◆ **Work required**:
Can you print the passage of the CharacterTextSplitter documentation that starts at "Maximum number of" and stops after "exact character boundaries.", reproduced word for word?

◆ **Text segment**:
== == ==
Table of Contents

Class CharacterTextSplitter

Namespace
Mythosia.AI.Rag.Splitters
Assembly
Mythosia.AI.Rag.dll

Splits documents into chunks based on character count with configurable overlap.

public class CharacterTextSplitter : ITextSplitter
Inheritance
CharacterTextSplitter
Implements
Inherited Members

Constructors

CharacterTextSplitter()

public CharacterTextSplitter()

CharacterTextSplitter(int, int, string?)

public CharacterTextSplitter(int chunkSize, int chunkOverlap = 200, string? separator = "\n\n")

Parameters

chunkSize int
chunkOverlap int
separator string

Properties

ChunkOverlap

Number of overlapping characters between consecutive chunks.

public int ChunkOverlap { get; set; }

Property Value

int

ChunkSize

Maximum number of characters per chunk.

public int ChunkSize { get; set; }

Property Value

int

Separator

Separator string to attempt to split on (e.g., "\n\n", "\n", " "). If null, splits at exact character boundaries.

public string? Separator { get; set; }

Property Value

string

Methods

Split(RagDocument)

Splits a document into chunks. Implementations may split by character count, token count, sentence boundary, etc.

public IReadOnlyList<RagChunk> Split(RagDocument document)

Parameters

document RagDocument

The document to split.

Returns

IReadOnlyList<RagChunk>

An ordered list of chunks.
== == ==
◆ **Supplied data**:
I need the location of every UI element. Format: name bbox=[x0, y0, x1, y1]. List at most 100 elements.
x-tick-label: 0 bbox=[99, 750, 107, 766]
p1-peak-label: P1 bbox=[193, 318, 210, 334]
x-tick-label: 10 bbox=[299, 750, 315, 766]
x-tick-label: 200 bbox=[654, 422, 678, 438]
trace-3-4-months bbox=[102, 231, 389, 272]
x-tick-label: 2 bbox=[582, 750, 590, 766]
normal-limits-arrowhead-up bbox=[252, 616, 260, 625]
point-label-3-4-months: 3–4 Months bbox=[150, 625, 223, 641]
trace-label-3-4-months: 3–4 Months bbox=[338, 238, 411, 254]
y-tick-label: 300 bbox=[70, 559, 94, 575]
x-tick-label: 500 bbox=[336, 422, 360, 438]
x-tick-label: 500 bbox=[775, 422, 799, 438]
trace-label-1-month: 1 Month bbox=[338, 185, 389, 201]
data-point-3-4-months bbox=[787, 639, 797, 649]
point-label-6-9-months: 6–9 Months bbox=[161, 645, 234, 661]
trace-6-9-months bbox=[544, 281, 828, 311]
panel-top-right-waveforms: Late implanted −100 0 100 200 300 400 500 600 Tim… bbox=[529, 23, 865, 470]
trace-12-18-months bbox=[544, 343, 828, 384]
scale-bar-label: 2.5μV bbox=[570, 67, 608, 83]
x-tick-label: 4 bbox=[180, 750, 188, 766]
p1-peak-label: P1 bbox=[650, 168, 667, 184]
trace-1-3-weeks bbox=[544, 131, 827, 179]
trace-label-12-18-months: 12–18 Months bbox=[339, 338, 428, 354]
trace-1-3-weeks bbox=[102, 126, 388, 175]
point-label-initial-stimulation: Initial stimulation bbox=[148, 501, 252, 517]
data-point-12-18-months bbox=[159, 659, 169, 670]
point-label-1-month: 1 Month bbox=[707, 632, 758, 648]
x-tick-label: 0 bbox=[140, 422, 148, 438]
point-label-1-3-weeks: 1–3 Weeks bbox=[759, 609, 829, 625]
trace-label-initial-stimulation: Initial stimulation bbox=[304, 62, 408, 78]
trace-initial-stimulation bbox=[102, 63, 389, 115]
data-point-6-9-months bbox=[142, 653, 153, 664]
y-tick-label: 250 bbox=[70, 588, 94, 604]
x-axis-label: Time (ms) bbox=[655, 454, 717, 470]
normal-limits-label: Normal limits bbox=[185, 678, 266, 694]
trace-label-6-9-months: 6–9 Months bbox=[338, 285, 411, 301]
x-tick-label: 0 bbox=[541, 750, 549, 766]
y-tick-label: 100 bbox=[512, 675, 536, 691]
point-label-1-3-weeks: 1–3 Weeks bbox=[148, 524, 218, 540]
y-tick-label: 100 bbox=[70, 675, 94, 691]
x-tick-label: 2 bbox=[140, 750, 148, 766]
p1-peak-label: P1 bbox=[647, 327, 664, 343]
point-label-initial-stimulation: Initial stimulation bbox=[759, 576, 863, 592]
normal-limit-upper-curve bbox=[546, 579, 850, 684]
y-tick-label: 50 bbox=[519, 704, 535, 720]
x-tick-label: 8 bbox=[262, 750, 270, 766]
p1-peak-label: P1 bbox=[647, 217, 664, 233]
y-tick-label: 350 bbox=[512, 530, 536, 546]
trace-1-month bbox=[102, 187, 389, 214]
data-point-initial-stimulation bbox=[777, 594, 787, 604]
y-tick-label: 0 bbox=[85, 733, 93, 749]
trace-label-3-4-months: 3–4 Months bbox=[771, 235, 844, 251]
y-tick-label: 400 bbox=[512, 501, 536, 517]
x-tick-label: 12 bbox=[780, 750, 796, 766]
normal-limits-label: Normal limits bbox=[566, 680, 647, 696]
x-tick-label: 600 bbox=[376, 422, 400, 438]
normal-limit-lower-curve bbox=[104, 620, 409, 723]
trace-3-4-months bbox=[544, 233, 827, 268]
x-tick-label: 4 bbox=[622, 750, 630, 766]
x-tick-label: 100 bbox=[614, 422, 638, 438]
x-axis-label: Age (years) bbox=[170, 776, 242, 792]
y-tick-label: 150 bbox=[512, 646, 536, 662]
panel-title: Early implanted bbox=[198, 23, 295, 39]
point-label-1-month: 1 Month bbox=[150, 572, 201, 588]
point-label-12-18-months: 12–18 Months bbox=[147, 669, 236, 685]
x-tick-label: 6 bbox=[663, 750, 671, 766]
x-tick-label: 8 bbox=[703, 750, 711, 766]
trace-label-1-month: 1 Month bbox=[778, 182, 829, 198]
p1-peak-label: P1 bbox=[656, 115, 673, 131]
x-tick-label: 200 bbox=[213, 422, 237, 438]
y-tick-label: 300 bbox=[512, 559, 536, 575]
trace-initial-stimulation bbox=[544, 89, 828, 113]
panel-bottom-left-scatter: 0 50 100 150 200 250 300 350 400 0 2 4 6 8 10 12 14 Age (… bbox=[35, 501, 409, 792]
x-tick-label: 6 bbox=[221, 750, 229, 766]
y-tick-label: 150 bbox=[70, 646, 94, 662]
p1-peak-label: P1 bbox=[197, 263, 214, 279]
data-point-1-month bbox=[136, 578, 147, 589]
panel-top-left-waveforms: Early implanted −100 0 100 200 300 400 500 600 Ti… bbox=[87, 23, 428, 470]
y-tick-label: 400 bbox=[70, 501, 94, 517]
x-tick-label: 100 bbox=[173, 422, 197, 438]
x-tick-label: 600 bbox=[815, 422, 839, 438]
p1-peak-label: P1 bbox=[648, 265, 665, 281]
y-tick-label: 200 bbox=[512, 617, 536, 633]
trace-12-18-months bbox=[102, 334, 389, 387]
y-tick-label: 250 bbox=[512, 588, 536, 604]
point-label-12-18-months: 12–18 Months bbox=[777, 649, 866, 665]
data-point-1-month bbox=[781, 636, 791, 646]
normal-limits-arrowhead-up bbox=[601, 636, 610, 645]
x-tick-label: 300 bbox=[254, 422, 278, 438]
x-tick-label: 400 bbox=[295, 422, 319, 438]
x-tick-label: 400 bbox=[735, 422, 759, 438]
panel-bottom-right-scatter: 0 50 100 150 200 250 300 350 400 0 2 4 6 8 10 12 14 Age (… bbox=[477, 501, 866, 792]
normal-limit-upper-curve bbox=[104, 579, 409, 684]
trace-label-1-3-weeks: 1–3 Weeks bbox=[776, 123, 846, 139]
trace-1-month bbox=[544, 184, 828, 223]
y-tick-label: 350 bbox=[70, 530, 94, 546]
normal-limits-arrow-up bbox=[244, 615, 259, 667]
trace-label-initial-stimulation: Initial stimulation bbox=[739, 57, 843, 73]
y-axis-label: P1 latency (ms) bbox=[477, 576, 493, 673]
== == ==
◆ **Output for this exercise**:
Maximum number of characters per chunk.

public int ChunkSize { get; set; }

Property Value

int

Separator

Separator string to attempt to split on (e.g., "\n\n", "\n", " "). If null, splits at exact character boundaries.